Some records:
· · · · ·

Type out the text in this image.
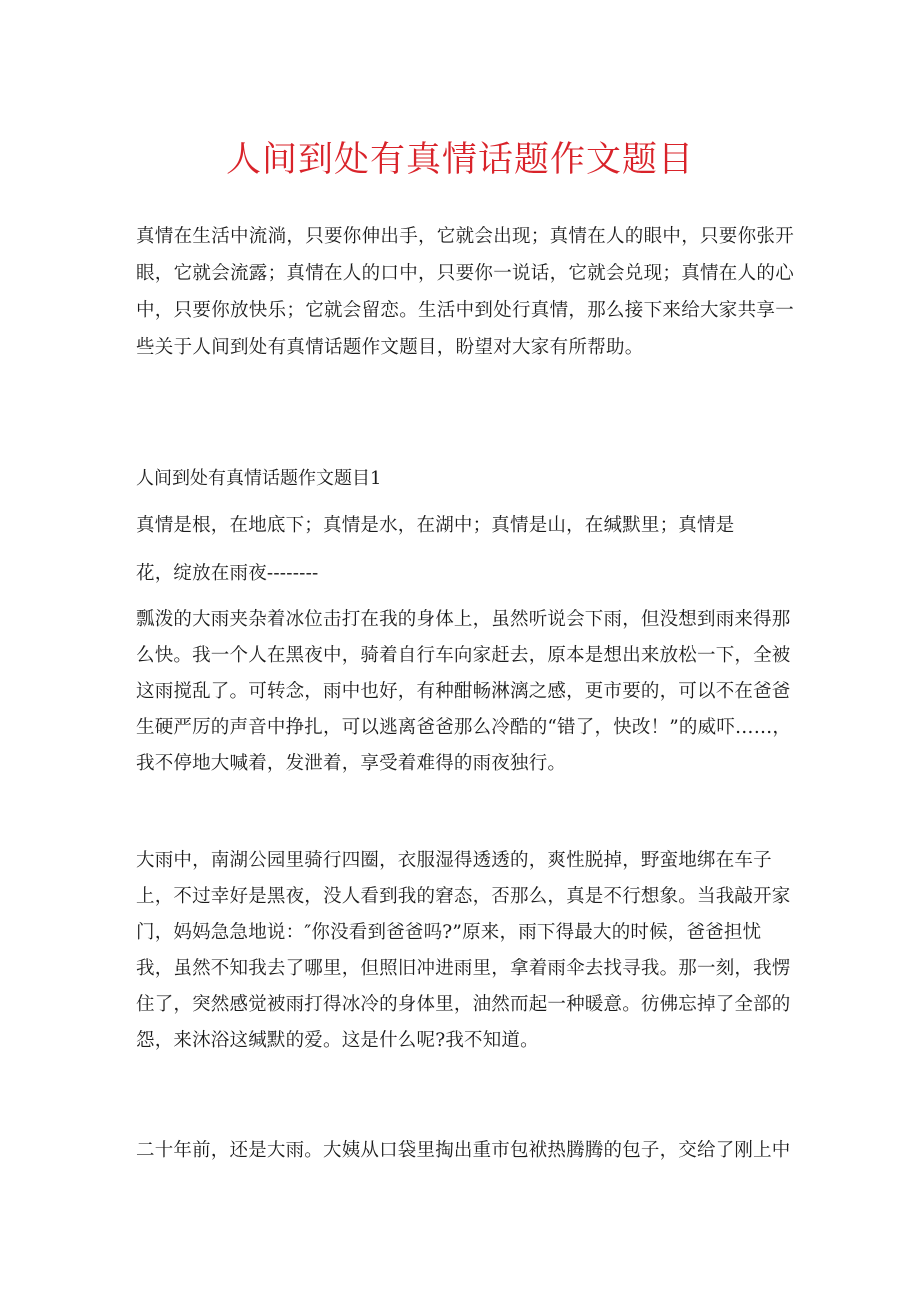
人间到处有真情话题作文题目

真情在生活中流淌，只要你伸出手，它就会出现；真情在人的眼中，只要你张开眼，它就会流露；真情在人的口中，只要你一说话，它就会兑现；真情在人的心中，只要你放快乐；它就会留恋。生活中到处行真情，那么接下来给大家共享一些关于人间到处有真情话题作文题目，盼望对大家有所帮助。

人间到处有真情话题作文题目1

真情是根，在地底下；真情是水，在湖中；真情是山，在缄默里；真情是

花，绽放在雨夜--------

瓢泼的大雨夹杂着冰位击打在我的身体上，虽然听说会下雨，但没想到雨来得那么快。我一个人在黑夜中，骑着自行车向家赶去，原本是想出来放松一下，全被这雨搅乱了。可转念，雨中也好，有种酣畅淋漓之感，更市要的，可以不在爸爸生硬严厉的声音中挣扎，可以逃离爸爸那么冷酷的“错了，快改！”的威吓……，我不停地大喊着，发泄着，享受着难得的雨夜独行。

大雨中，南湖公园里骑行四圈，衣服湿得透透的，爽性脱掉，野蛮地绑在车子上，不过幸好是黑夜，没人看到我的窘态，否那么，真是不行想象。当我敲开家门，妈妈急急地说：″你没看到爸爸吗?”原来，雨下得最大的时候，爸爸担忧我，虽然不知我去了哪里，但照旧冲进雨里，拿着雨伞去找寻我。那一刻，我愣住了，突然感觉被雨打得冰冷的身体里，油然而起一种暖意。彷佛忘掉了全部的怨，来沐浴这缄默的爱。这是什么呢?我不知道。

二十年前，还是大雨。大姨从口袋里掏出重市包袱热腾腾的包子，交给了刚上中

· · · · ·

## DIRECTIVE
Reproduce every record word for word. The copy must contain no pictures.

## FULL SOLUTION
Type out the text in this image.
人间到处有真情话题作文题目

真情在生活中流淌，只要你伸出手，它就会出现；真情在人的眼中，只要你张开眼，它就会流露；真情在人的口中，只要你一说话，它就会兑现；真情在人的心中，只要你放快乐；它就会留恋。生活中到处行真情，那么接下来给大家共享一些关于人间到处有真情话题作文题目，盼望对大家有所帮助。

人间到处有真情话题作文题目1

真情是根，在地底下；真情是水，在湖中；真情是山，在缄默里；真情是

花，绽放在雨夜--------

瓢泼的大雨夹杂着冰位击打在我的身体上，虽然听说会下雨，但没想到雨来得那么快。我一个人在黑夜中，骑着自行车向家赶去，原本是想出来放松一下，全被这雨搅乱了。可转念，雨中也好，有种酣畅淋漓之感，更市要的，可以不在爸爸生硬严厉的声音中挣扎，可以逃离爸爸那么冷酷的“错了，快改！”的威吓……，我不停地大喊着，发泄着，享受着难得的雨夜独行。

大雨中，南湖公园里骑行四圈，衣服湿得透透的，爽性脱掉，野蛮地绑在车子上，不过幸好是黑夜，没人看到我的窘态，否那么，真是不行想象。当我敲开家门，妈妈急急地说：″你没看到爸爸吗?”原来，雨下得最大的时候，爸爸担忧我，虽然不知我去了哪里，但照旧冲进雨里，拿着雨伞去找寻我。那一刻，我愣住了，突然感觉被雨打得冰冷的身体里，油然而起一种暖意。彷佛忘掉了全部的怨，来沐浴这缄默的爱。这是什么呢?我不知道。

二十年前，还是大雨。大姨从口袋里掏出重市包袱热腾腾的包子，交给了刚上中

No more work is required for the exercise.